THE TASK
Produce an exact copy of all the data below, dropping every image.

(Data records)
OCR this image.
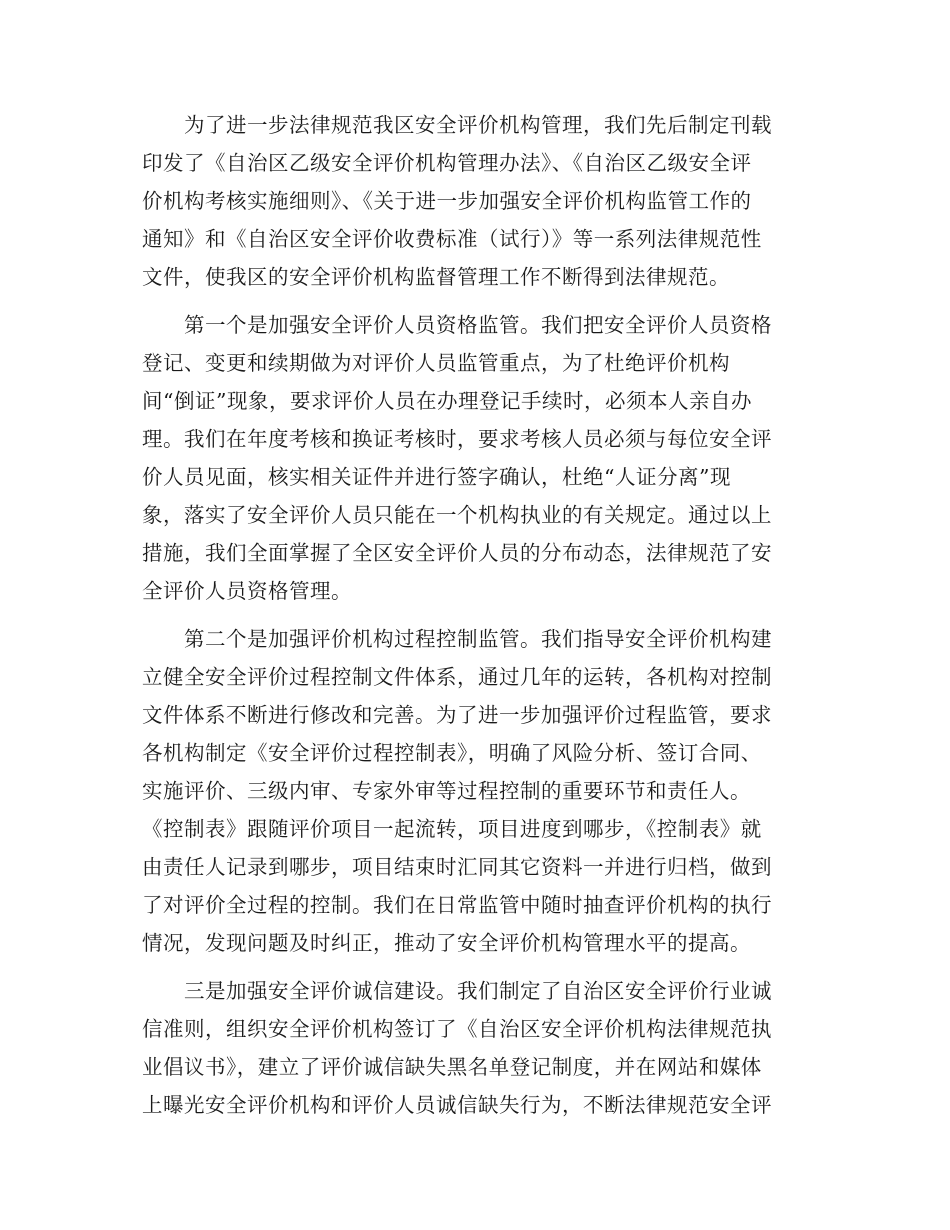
为了进一步法律规范我区安全评价机构管理，我们先后制定刊载
印发了《自治区乙级安全评价机构管理办法》、《自治区乙级安全评
价机构考核实施细则》、《关于进一步加强安全评价机构监管工作的
通知》和《自治区安全评价收费标准（试行）》等一系列法律规范性
文件，使我区的安全评价机构监督管理工作不断得到法律规范。
第一个是加强安全评价人员资格监管。我们把安全评价人员资格
登记、变更和续期做为对评价人员监管重点，为了杜绝评价机构
间“倒证”现象，要求评价人员在办理登记手续时，必须本人亲自办
理。我们在年度考核和换证考核时，要求考核人员必须与每位安全评
价人员见面，核实相关证件并进行签字确认，杜绝“人证分离”现
象，落实了安全评价人员只能在一个机构执业的有关规定。通过以上
措施，我们全面掌握了全区安全评价人员的分布动态，法律规范了安
全评价人员资格管理。
第二个是加强评价机构过程控制监管。我们指导安全评价机构建
立健全安全评价过程控制文件体系，通过几年的运转，各机构对控制
文件体系不断进行修改和完善。为了进一步加强评价过程监管，要求
各机构制定《安全评价过程控制表》，明确了风险分析、签订合同、
实施评价、三级内审、专家外审等过程控制的重要环节和责任人。
《控制表》跟随评价项目一起流转，项目进度到哪步，《控制表》就
由责任人记录到哪步，项目结束时汇同其它资料一并进行归档，做到
了对评价全过程的控制。我们在日常监管中随时抽查评价机构的执行
情况，发现问题及时纠正，推动了安全评价机构管理水平的提高。
三是加强安全评价诚信建设。我们制定了自治区安全评价行业诚
信准则，组织安全评价机构签订了《自治区安全评价机构法律规范执
业倡议书》，建立了评价诚信缺失黑名单登记制度，并在网站和媒体
上曝光安全评价机构和评价人员诚信缺失行为，不断法律规范安全评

RESULT
OCR this image.
为了进一步法律规范我区安全评价机构管理，我们先后制定刊载
印发了《自治区乙级安全评价机构管理办法》、《自治区乙级安全评
价机构考核实施细则》、《关于进一步加强安全评价机构监管工作的
通知》和《自治区安全评价收费标准（试行）》等一系列法律规范性
文件，使我区的安全评价机构监督管理工作不断得到法律规范。
第一个是加强安全评价人员资格监管。我们把安全评价人员资格
登记、变更和续期做为对评价人员监管重点，为了杜绝评价机构
间“倒证”现象，要求评价人员在办理登记手续时，必须本人亲自办
理。我们在年度考核和换证考核时，要求考核人员必须与每位安全评
价人员见面，核实相关证件并进行签字确认，杜绝“人证分离”现
象，落实了安全评价人员只能在一个机构执业的有关规定。通过以上
措施，我们全面掌握了全区安全评价人员的分布动态，法律规范了安
全评价人员资格管理。
第二个是加强评价机构过程控制监管。我们指导安全评价机构建
立健全安全评价过程控制文件体系，通过几年的运转，各机构对控制
文件体系不断进行修改和完善。为了进一步加强评价过程监管，要求
各机构制定《安全评价过程控制表》，明确了风险分析、签订合同、
实施评价、三级内审、专家外审等过程控制的重要环节和责任人。
《控制表》跟随评价项目一起流转，项目进度到哪步，《控制表》就
由责任人记录到哪步，项目结束时汇同其它资料一并进行归档，做到
了对评价全过程的控制。我们在日常监管中随时抽查评价机构的执行
情况，发现问题及时纠正，推动了安全评价机构管理水平的提高。
三是加强安全评价诚信建设。我们制定了自治区安全评价行业诚
信准则，组织安全评价机构签订了《自治区安全评价机构法律规范执
业倡议书》，建立了评价诚信缺失黑名单登记制度，并在网站和媒体
上曝光安全评价机构和评价人员诚信缺失行为，不断法律规范安全评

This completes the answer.